— start —

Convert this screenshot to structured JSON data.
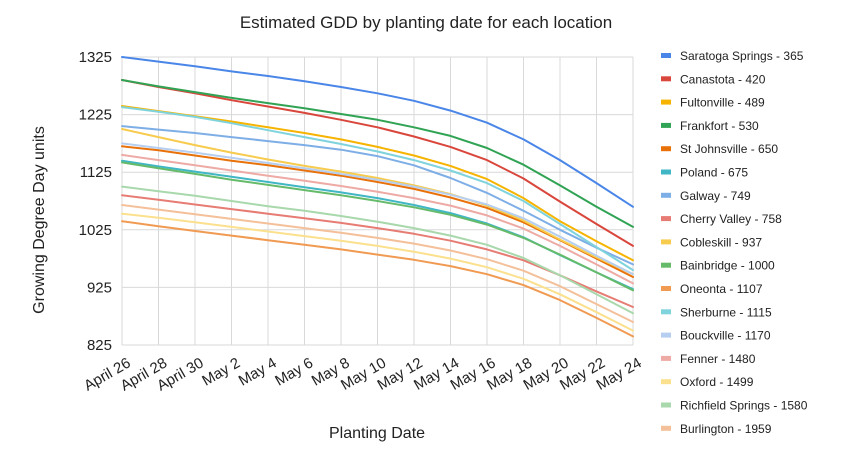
{
  "chart_data": {
    "type": "line",
    "title": "Estimated GDD by planting date for each location",
    "xlabel": "Planting Date",
    "ylabel": "Growing Degree Day units",
    "ylim": [
      825,
      1325
    ],
    "yticks": [
      "1325",
      "1225",
      "1125",
      "1025",
      "925",
      "825"
    ],
    "categories": [
      "April 26",
      "April 28",
      "April 30",
      "May 2",
      "May 4",
      "May 6",
      "May 8",
      "May 10",
      "May 12",
      "May 14",
      "May 16",
      "May 18",
      "May 20",
      "May 22",
      "May 24"
    ],
    "grid": true,
    "legend_position": "right",
    "series": [
      {
        "name": "Saratoga Springs - 365",
        "color": "#4a86e8",
        "values": [
          1325,
          1317,
          1309,
          1300,
          1292,
          1283,
          1273,
          1262,
          1249,
          1232,
          1211,
          1182,
          1146,
          1106,
          1065
        ]
      },
      {
        "name": "Canastota - 420",
        "color": "#d9463c",
        "values": [
          1285,
          1273,
          1262,
          1250,
          1239,
          1228,
          1216,
          1203,
          1187,
          1169,
          1146,
          1114,
          1074,
          1035,
          997
        ]
      },
      {
        "name": "Fultonville - 489",
        "color": "#f6b400",
        "values": [
          1240,
          1231,
          1222,
          1213,
          1203,
          1193,
          1182,
          1169,
          1154,
          1136,
          1113,
          1080,
          1040,
          1005,
          972
        ]
      },
      {
        "name": "Frankfort - 530",
        "color": "#31a354",
        "values": [
          1285,
          1274,
          1264,
          1254,
          1245,
          1236,
          1226,
          1216,
          1203,
          1188,
          1167,
          1138,
          1102,
          1065,
          1030
        ]
      },
      {
        "name": "St Johnsville - 650",
        "color": "#e8710a",
        "values": [
          1170,
          1163,
          1154,
          1145,
          1137,
          1128,
          1119,
          1108,
          1096,
          1081,
          1063,
          1038,
          1007,
          975,
          943
        ]
      },
      {
        "name": "Poland - 675",
        "color": "#41b6c4",
        "values": [
          1145,
          1135,
          1126,
          1117,
          1108,
          1099,
          1090,
          1080,
          1068,
          1054,
          1036,
          1012,
          981,
          951,
          922
        ]
      },
      {
        "name": "Galway - 749",
        "color": "#7eaee6",
        "values": [
          1205,
          1199,
          1193,
          1186,
          1179,
          1172,
          1164,
          1153,
          1137,
          1115,
          1089,
          1058,
          1025,
          994,
          965
        ]
      },
      {
        "name": "Cherry Valley - 758",
        "color": "#e67c73",
        "values": [
          1085,
          1077,
          1069,
          1061,
          1053,
          1045,
          1037,
          1028,
          1018,
          1006,
          991,
          972,
          946,
          918,
          891
        ]
      },
      {
        "name": "Cobleskill - 937",
        "color": "#f7cb4d",
        "values": [
          1200,
          1186,
          1172,
          1159,
          1147,
          1136,
          1126,
          1115,
          1102,
          1087,
          1067,
          1041,
          1008,
          977,
          948
        ]
      },
      {
        "name": "Bainbridge - 1000",
        "color": "#66bb6a",
        "values": [
          1142,
          1132,
          1122,
          1112,
          1103,
          1094,
          1085,
          1075,
          1064,
          1051,
          1034,
          1011,
          982,
          951,
          920
        ]
      },
      {
        "name": "Oneonta - 1107",
        "color": "#f09a52",
        "values": [
          1040,
          1031,
          1023,
          1015,
          1007,
          999,
          991,
          982,
          973,
          962,
          948,
          929,
          903,
          872,
          840
        ]
      },
      {
        "name": "Sherburne - 1115",
        "color": "#7fd3dc",
        "values": [
          1238,
          1230,
          1221,
          1210,
          1198,
          1186,
          1174,
          1161,
          1146,
          1128,
          1106,
          1075,
          1035,
          995,
          955
        ]
      },
      {
        "name": "Bouckville - 1170",
        "color": "#b6cff0",
        "values": [
          1175,
          1167,
          1159,
          1150,
          1141,
          1132,
          1122,
          1112,
          1100,
          1086,
          1069,
          1045,
          1013,
          980,
          948
        ]
      },
      {
        "name": "Fenner - 1480",
        "color": "#eeaaa5",
        "values": [
          1155,
          1146,
          1137,
          1128,
          1119,
          1110,
          1101,
          1091,
          1080,
          1067,
          1050,
          1027,
          997,
          965,
          932
        ]
      },
      {
        "name": "Oxford - 1499",
        "color": "#fbe08d",
        "values": [
          1053,
          1046,
          1038,
          1030,
          1022,
          1014,
          1006,
          997,
          987,
          975,
          960,
          940,
          913,
          882,
          850
        ]
      },
      {
        "name": "Richfield Springs - 1580",
        "color": "#a8d8ab",
        "values": [
          1100,
          1092,
          1084,
          1075,
          1066,
          1058,
          1049,
          1039,
          1028,
          1015,
          999,
          976,
          946,
          913,
          880
        ]
      },
      {
        "name": "Burlington - 1959",
        "color": "#f4c09a",
        "values": [
          1068,
          1060,
          1052,
          1044,
          1036,
          1028,
          1020,
          1011,
          1001,
          989,
          974,
          954,
          927,
          896,
          865
        ]
      }
    ]
  }
}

— end —

### THE PROBLEM
Read the entries above, then pull out the lines that include "Springs".

### RESULT FOR THIS EXERCISE
        "name": "Saratoga Springs - 365",
        "name": "Richfield Springs - 1580",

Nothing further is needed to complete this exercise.